## Start Records for the task

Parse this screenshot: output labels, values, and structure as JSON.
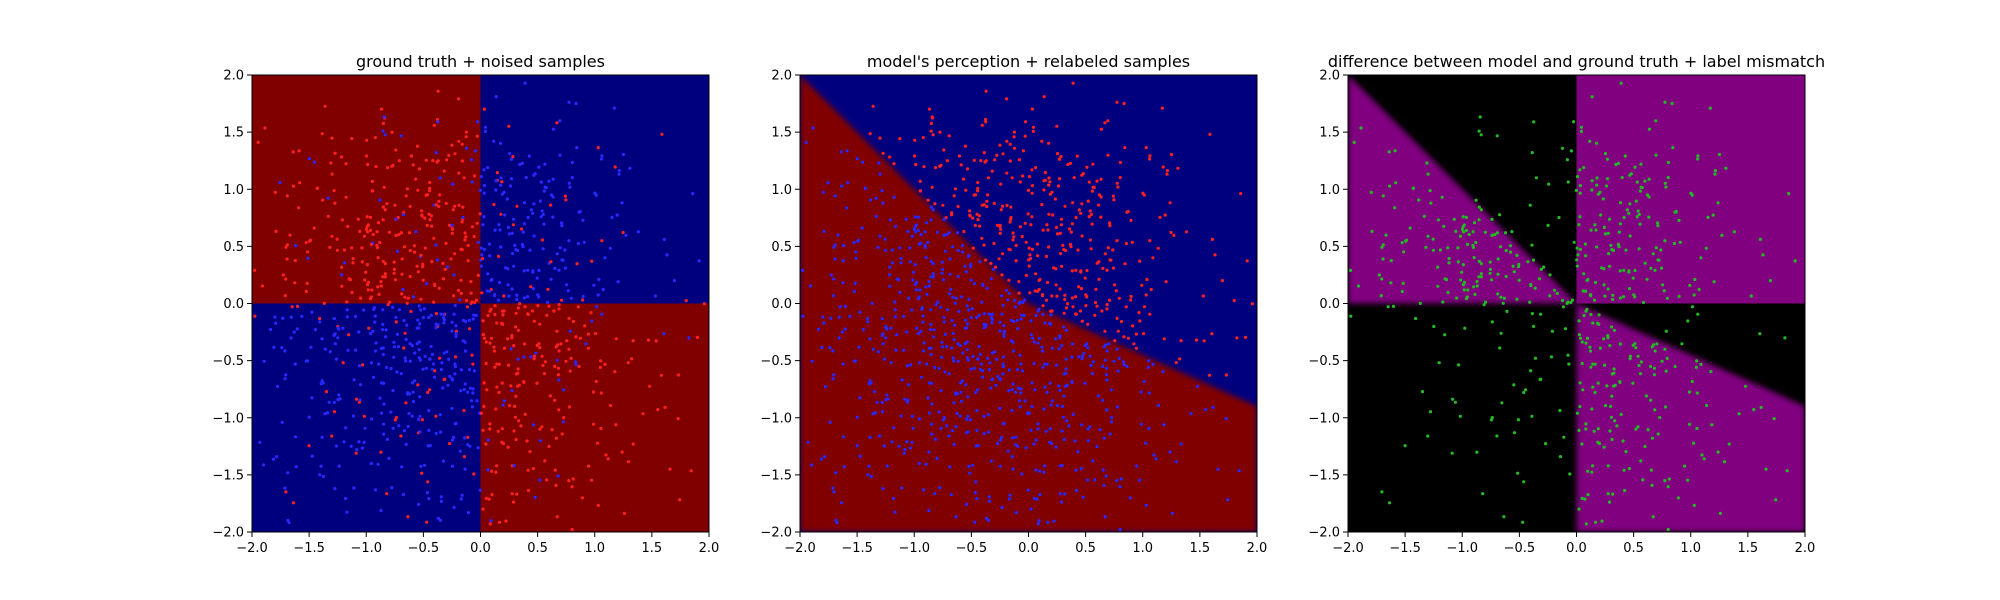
{
  "figure": {
    "background": "#ffffff"
  },
  "colors": {
    "red_region": "#800000",
    "blue_region": "#00007f",
    "magenta_region": "#800080",
    "black_region": "#000000",
    "red_point": "#ff2020",
    "blue_point": "#2828ff",
    "green_point": "#22bb22"
  },
  "chart_data": [
    {
      "type": "heatmap",
      "title": "ground truth + noised samples",
      "xlabel": "",
      "ylabel": "",
      "xlim": [
        -2.0,
        2.0
      ],
      "ylim": [
        -2.0,
        2.0
      ],
      "xticks": [
        "−2.0",
        "−1.5",
        "−1.0",
        "−0.5",
        "0.0",
        "0.5",
        "1.0",
        "1.5",
        "2.0"
      ],
      "yticks": [
        "−2.0",
        "−1.5",
        "−1.0",
        "−0.5",
        "0.0",
        "0.5",
        "1.0",
        "1.5",
        "2.0"
      ],
      "background": "ground truth: red where x*y < 0, blue where x*y > 0",
      "regions": "quadrant",
      "points": "noised samples (red and blue, ~1000)",
      "grid": false
    },
    {
      "type": "heatmap",
      "title": "model's perception + relabeled samples",
      "xlabel": "",
      "ylabel": "",
      "xlim": [
        -2.0,
        2.0
      ],
      "ylim": [
        -2.0,
        2.0
      ],
      "xticks": [
        "−2.0",
        "−1.5",
        "−1.0",
        "−0.5",
        "0.0",
        "0.5",
        "1.0",
        "1.5",
        "2.0"
      ],
      "yticks": [
        "−2.0",
        "−1.5",
        "−1.0",
        "−0.5",
        "0.0",
        "0.5",
        "1.0",
        "1.5",
        "2.0"
      ],
      "regions": "model",
      "decision_boundary": [
        [
          -2.0,
          2.0
        ],
        [
          0.0,
          0.0
        ],
        [
          2.0,
          -0.9
        ]
      ],
      "points": "relabeled samples (red and blue, ~1000)",
      "grid": false
    },
    {
      "type": "heatmap",
      "title": "difference between model and ground truth + label mismatch",
      "xlabel": "",
      "ylabel": "",
      "xlim": [
        -2.0,
        2.0
      ],
      "ylim": [
        -2.0,
        2.0
      ],
      "xticks": [
        "−2.0",
        "−1.5",
        "−1.0",
        "−0.5",
        "0.0",
        "0.5",
        "1.0",
        "1.5",
        "2.0"
      ],
      "yticks": [
        "−2.0",
        "−1.5",
        "−1.0",
        "−0.5",
        "0.0",
        "0.5",
        "1.0",
        "1.5",
        "2.0"
      ],
      "regions": "difference",
      "points": "label mismatch samples (green, ~300)",
      "grid": false
    }
  ]
}
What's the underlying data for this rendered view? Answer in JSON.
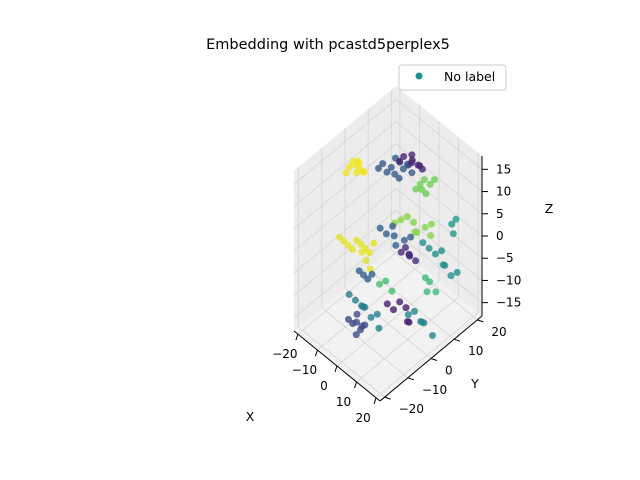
{
  "chart_data": {
    "type": "scatter",
    "projection": "3d",
    "title": "Embedding with pcastd5perplex5",
    "xlabel": "X",
    "ylabel": "Y",
    "zlabel": "Z",
    "xlim": [
      -22,
      22
    ],
    "ylim": [
      -22,
      22
    ],
    "zlim": [
      -18,
      18
    ],
    "x_ticks": [
      -20,
      -10,
      0,
      10,
      20
    ],
    "y_ticks": [
      -20,
      -10,
      0,
      10,
      20
    ],
    "z_ticks": [
      -15,
      -10,
      -5,
      0,
      5,
      10,
      15
    ],
    "grid": true,
    "legend": {
      "position": "top-right",
      "entries": [
        "No label"
      ]
    },
    "colormap": "viridis",
    "legend_color": "#21918c",
    "clusters": [
      {
        "x": [
          -19,
          -18.5,
          -18,
          -17.5,
          -17,
          -16.5,
          -16,
          -15.5,
          -15,
          -14.5
        ],
        "y": [
          -2,
          -1,
          0,
          1,
          2,
          3,
          1,
          0,
          -1,
          2
        ],
        "z": [
          10,
          11,
          12,
          11,
          10,
          9,
          12,
          13,
          11,
          10
        ],
        "c": 0.98
      },
      {
        "x": [
          -20,
          -19,
          -18,
          -17,
          -16,
          -15,
          -14,
          -13,
          -12,
          -11,
          -10,
          -9
        ],
        "y": [
          -4,
          -3,
          -2,
          -1,
          0,
          1,
          2,
          3,
          4,
          -2,
          -1,
          0
        ],
        "z": [
          -4,
          -5,
          -6,
          -7,
          -5,
          -6,
          -7,
          -8,
          -6,
          -5,
          -7,
          -9
        ],
        "c": 0.96
      },
      {
        "x": [
          -12,
          -11,
          -10,
          -9,
          -8,
          -7,
          -6,
          -5,
          -4,
          -3,
          -2
        ],
        "y": [
          6,
          7,
          8,
          9,
          10,
          11,
          8,
          9,
          10,
          11,
          12
        ],
        "z": [
          10,
          11,
          9,
          10,
          12,
          11,
          10,
          9,
          11,
          12,
          10
        ],
        "c": 0.28
      },
      {
        "x": [
          -6,
          -5,
          -4,
          -3,
          -2,
          -1,
          0,
          1,
          2
        ],
        "y": [
          10,
          11,
          12,
          13,
          12,
          11,
          13,
          14,
          12
        ],
        "z": [
          12,
          13,
          11,
          12,
          14,
          13,
          12,
          11,
          13
        ],
        "c": 0.1
      },
      {
        "x": [
          0,
          1,
          2,
          3,
          4,
          5,
          6
        ],
        "y": [
          12,
          13,
          14,
          12,
          13,
          14,
          15
        ],
        "z": [
          7,
          8,
          9,
          8,
          7,
          9,
          10
        ],
        "c": 0.78
      },
      {
        "x": [
          -6,
          -4,
          -2,
          0,
          2,
          4,
          6,
          8,
          10
        ],
        "y": [
          8,
          9,
          10,
          11,
          10,
          9,
          11,
          12,
          10
        ],
        "z": [
          -1,
          0,
          1,
          0,
          -1,
          0,
          1,
          2,
          1
        ],
        "c": 0.82
      },
      {
        "x": [
          -4,
          -2,
          0,
          2,
          4,
          6,
          8
        ],
        "y": [
          0,
          1,
          2,
          1,
          0,
          2,
          3
        ],
        "z": [
          2,
          1,
          3,
          2,
          1,
          2,
          3
        ],
        "c": 0.3
      },
      {
        "x": [
          2,
          3,
          4,
          5,
          6,
          7
        ],
        "y": [
          4,
          5,
          6,
          5,
          4,
          6
        ],
        "z": [
          -3,
          -2,
          -4,
          -3,
          -2,
          -4
        ],
        "c": 0.12
      },
      {
        "x": [
          -2,
          0,
          2
        ],
        "y": [
          -2,
          -1,
          0
        ],
        "z": [
          -9,
          -8,
          -10
        ],
        "c": 0.7
      },
      {
        "x": [
          -10,
          -9,
          -8,
          -7
        ],
        "y": [
          -4,
          -3,
          -2,
          -1
        ],
        "z": [
          -8,
          -9,
          -10,
          -9
        ],
        "c": 0.3
      },
      {
        "x": [
          6,
          8,
          10,
          12,
          14,
          16,
          18,
          20
        ],
        "y": [
          10,
          11,
          12,
          13,
          12,
          11,
          12,
          13
        ],
        "z": [
          -2,
          -3,
          -4,
          -3,
          -5,
          -4,
          -6,
          -5
        ],
        "c": 0.5
      },
      {
        "x": [
          16,
          17,
          18
        ],
        "y": [
          14,
          15,
          13
        ],
        "z": [
          4,
          5,
          3
        ],
        "c": 0.55
      },
      {
        "x": [
          12,
          13,
          14,
          15
        ],
        "y": [
          6,
          7,
          5,
          8
        ],
        "z": [
          -6,
          -7,
          -8,
          -9
        ],
        "c": 0.68
      },
      {
        "x": [
          2,
          4,
          6,
          8,
          10,
          12
        ],
        "y": [
          -2,
          -1,
          0,
          1,
          0,
          -1
        ],
        "z": [
          -12,
          -13,
          -11,
          -12,
          -14,
          -13
        ],
        "c": 0.08
      },
      {
        "x": [
          8,
          10,
          12,
          14,
          16,
          18
        ],
        "y": [
          2,
          3,
          4,
          3,
          2,
          4
        ],
        "z": [
          -14,
          -13,
          -15,
          -14,
          -13,
          -16
        ],
        "c": 0.46
      },
      {
        "x": [
          -8,
          -6,
          -4,
          -2,
          0,
          2,
          4,
          6
        ],
        "y": [
          -10,
          -9,
          -8,
          -9,
          -10,
          -9,
          -8,
          -9
        ],
        "z": [
          -10,
          -11,
          -12,
          -11,
          -10,
          -12,
          -11,
          -13
        ],
        "c": 0.42
      },
      {
        "x": [
          -6,
          -5,
          -4,
          -3,
          -2,
          -1,
          0,
          1
        ],
        "y": [
          -12,
          -11,
          -10,
          -11,
          -12,
          -11,
          -10,
          -12
        ],
        "z": [
          -14,
          -15,
          -13,
          -14,
          -16,
          -15,
          -14,
          -13
        ],
        "c": 0.22
      }
    ]
  }
}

## End Records for the task

What is being asked >> Show all lines from the data above in which the word "relabeled" appears.

Task response >>
      "title": "model's perception + relabeled samples",
      "points": "relabeled samples (red and blue, ~1000)",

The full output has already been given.